§ Do this:
Show each line from the listing that includes the word "JSON".

Figure contents as structured data:
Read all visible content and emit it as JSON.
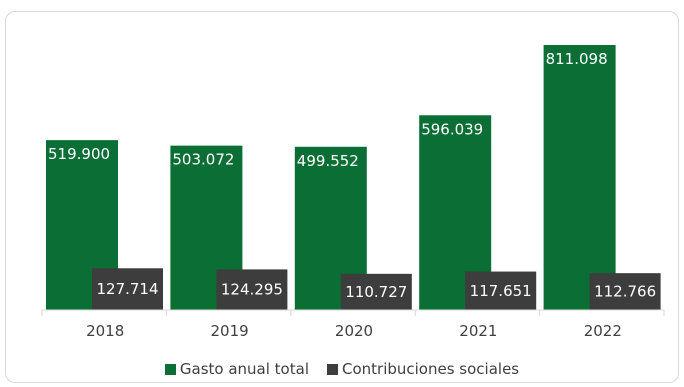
{
  "chart_data": {
    "type": "bar",
    "categories": [
      "2018",
      "2019",
      "2020",
      "2021",
      "2022"
    ],
    "series": [
      {
        "name": "Gasto anual total",
        "values": [
          519900,
          503072,
          499552,
          596039,
          811098
        ],
        "labels": [
          "519.900",
          "503.072",
          "499.552",
          "596.039",
          "811.098"
        ],
        "color": "#0b6e35"
      },
      {
        "name": "Contribuciones sociales",
        "values": [
          127714,
          124295,
          110727,
          117651,
          112766
        ],
        "labels": [
          "127.714",
          "124.295",
          "110.727",
          "117.651",
          "112.766"
        ],
        "color": "#3d3d3d"
      }
    ],
    "ylim": [
      0,
      811098
    ],
    "grid": false,
    "legend": "bottom",
    "title": "",
    "xlabel": "",
    "ylabel": ""
  }
}
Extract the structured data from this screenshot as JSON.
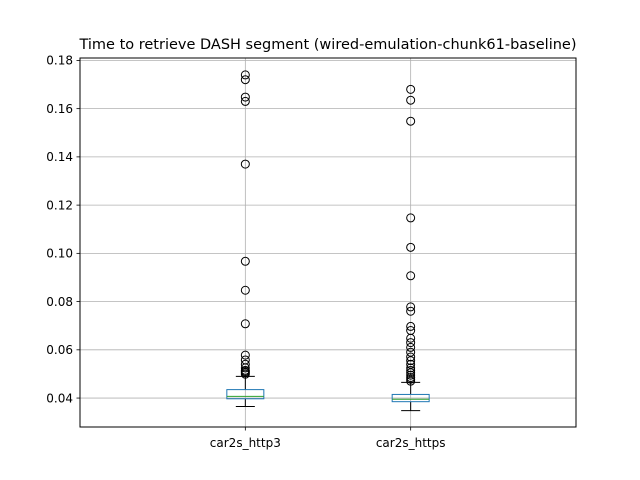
{
  "chart_data": {
    "type": "box",
    "title": "Time to retrieve DASH segment (wired-emulation-chunk61-baseline)",
    "xlabel": "",
    "ylabel": "",
    "categories": [
      "car2s_http3",
      "car2s_https"
    ],
    "ylim": [
      0.028,
      0.181
    ],
    "yticks": [
      0.04,
      0.06,
      0.08,
      0.1,
      0.12,
      0.14,
      0.16,
      0.18
    ],
    "ytick_labels": [
      "0.04",
      "0.06",
      "0.08",
      "0.10",
      "0.12",
      "0.14",
      "0.16",
      "0.18"
    ],
    "grid": true,
    "boxes": [
      {
        "name": "car2s_http3",
        "whisker_low": 0.0365,
        "q1": 0.0397,
        "median": 0.0407,
        "q3": 0.0435,
        "whisker_high": 0.049,
        "outliers": [
          0.0499,
          0.0505,
          0.051,
          0.0515,
          0.0525,
          0.054,
          0.0558,
          0.0578,
          0.0708,
          0.0847,
          0.0967,
          0.137,
          0.163,
          0.1648,
          0.172,
          0.174
        ]
      },
      {
        "name": "car2s_https",
        "whisker_low": 0.0348,
        "q1": 0.0385,
        "median": 0.0395,
        "q3": 0.0415,
        "whisker_high": 0.0465,
        "outliers": [
          0.047,
          0.0478,
          0.0485,
          0.0495,
          0.0505,
          0.0515,
          0.0525,
          0.054,
          0.0555,
          0.057,
          0.059,
          0.061,
          0.063,
          0.0648,
          0.068,
          0.0697,
          0.076,
          0.0778,
          0.0907,
          0.1025,
          0.1147,
          0.1548,
          0.1635,
          0.168
        ]
      }
    ],
    "colors": {
      "box": "#1f77b4",
      "median": "#2ca02c",
      "whisker": "#000000",
      "outlier_edge": "#000000",
      "grid": "#b0b0b0",
      "axes": "#000000"
    }
  }
}
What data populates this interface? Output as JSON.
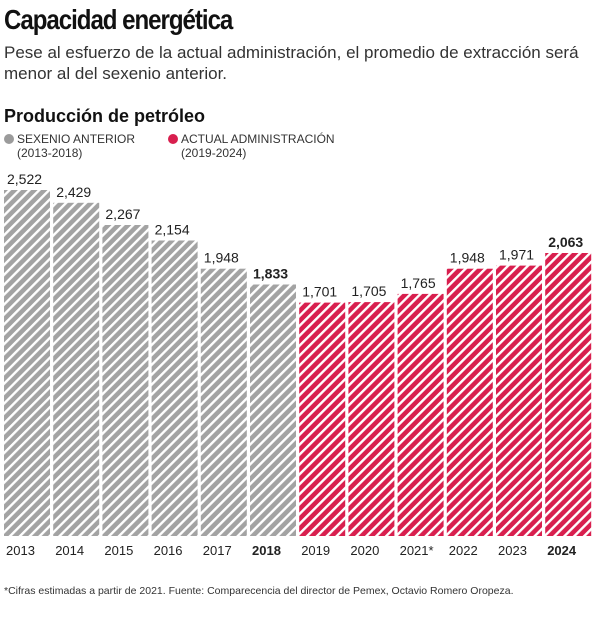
{
  "header": {
    "title": "Capacidad energética",
    "subtitle": "Pese al esfuerzo de la actual administración, el promedio de extracción será menor al del sexenio anterior."
  },
  "section_title": "Producción de petróleo",
  "legend": {
    "previous": {
      "line1": "SEXENIO ANTERIOR",
      "line2": "(2013-2018)",
      "color": "#9b9b9b"
    },
    "current": {
      "line1": "ACTUAL ADMINISTRACIÓN",
      "line2": "(2019-2024)",
      "color": "#d81f4e"
    }
  },
  "chart_data": {
    "type": "bar",
    "categories": [
      "2013",
      "2014",
      "2015",
      "2016",
      "2017",
      "2018",
      "2019",
      "2020",
      "2021*",
      "2022",
      "2023",
      "2024"
    ],
    "series": [
      {
        "name": "SEXENIO ANTERIOR (2013-2018)",
        "values": [
          2522,
          2429,
          2267,
          2154,
          1948,
          1833,
          null,
          null,
          null,
          null,
          null,
          null
        ],
        "color": "#9b9b9b"
      },
      {
        "name": "ACTUAL ADMINISTRACIÓN (2019-2024)",
        "values": [
          null,
          null,
          null,
          null,
          null,
          null,
          1701,
          1705,
          1765,
          1948,
          1971,
          2063
        ],
        "color": "#d81f4e"
      }
    ],
    "value_labels": [
      "2,522",
      "2,429",
      "2,267",
      "2,154",
      "1,948",
      "1,833",
      "1,701",
      "1,705",
      "1,765",
      "1,948",
      "1,971",
      "2,063"
    ],
    "bold_labels": [
      "2018",
      "2024"
    ],
    "title": "Producción de petróleo",
    "xlabel": "",
    "ylabel": "",
    "ylim": [
      0,
      2522
    ],
    "grid": false,
    "legend_position": "top-left"
  },
  "footnote": "*Cifras estimadas a partir de 2021. Fuente: Comparecencia del director de Pemex, Octavio Romero Oropeza."
}
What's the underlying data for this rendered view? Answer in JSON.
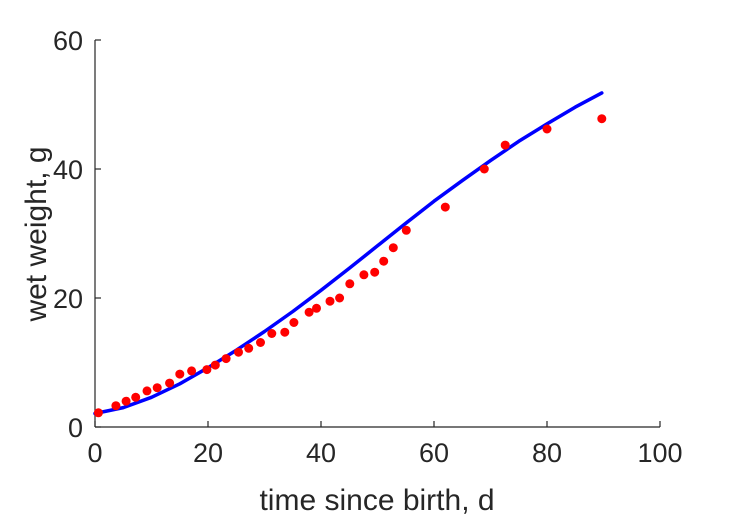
{
  "chart_data": {
    "type": "scatter",
    "title": "",
    "xlabel": "time since birth, d",
    "ylabel": "wet weight, g",
    "xlim": [
      0,
      100
    ],
    "ylim": [
      0,
      60
    ],
    "xticks": [
      "0",
      "20",
      "40",
      "60",
      "80",
      "100"
    ],
    "yticks": [
      "0",
      "20",
      "40",
      "60"
    ],
    "grid": false,
    "legend": "none",
    "series": [
      {
        "kind": "scatter",
        "color": "#ff0000",
        "x": [
          0.6,
          3.7,
          5.5,
          7.2,
          9.2,
          11.0,
          13.2,
          15.0,
          17.1,
          19.8,
          21.3,
          23.2,
          25.4,
          27.2,
          29.3,
          31.3,
          33.6,
          35.2,
          37.9,
          39.2,
          41.6,
          43.3,
          45.1,
          47.6,
          49.5,
          51.1,
          52.8,
          55.1,
          62.0,
          68.9,
          72.6,
          80.0,
          89.7
        ],
        "y": [
          2.2,
          3.3,
          4.0,
          4.6,
          5.6,
          6.1,
          6.8,
          8.2,
          8.7,
          8.9,
          9.6,
          10.6,
          11.6,
          12.2,
          13.1,
          14.5,
          14.7,
          16.2,
          17.8,
          18.4,
          19.5,
          20.0,
          22.2,
          23.6,
          24.0,
          25.7,
          27.8,
          30.5,
          34.1,
          40.0,
          43.7,
          46.2,
          47.8
        ]
      },
      {
        "kind": "line",
        "color": "#0000ff",
        "x": [
          0,
          5,
          10,
          15,
          20,
          25,
          30,
          35,
          40,
          45,
          50,
          55,
          60,
          65,
          70,
          75,
          80,
          85,
          89.7
        ],
        "y": [
          2.1,
          3.0,
          4.6,
          6.7,
          9.2,
          11.9,
          14.8,
          17.9,
          21.2,
          24.6,
          28.1,
          31.6,
          35.0,
          38.2,
          41.3,
          44.3,
          47.0,
          49.6,
          51.8
        ]
      }
    ]
  }
}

§ Response to the exercise:
Read all visible content and emit it as JSON.
Extract the structured data from this screenshot as JSON.
What data populates this interface? Output as JSON.
What's the underlying data for this rendered view? Answer in JSON.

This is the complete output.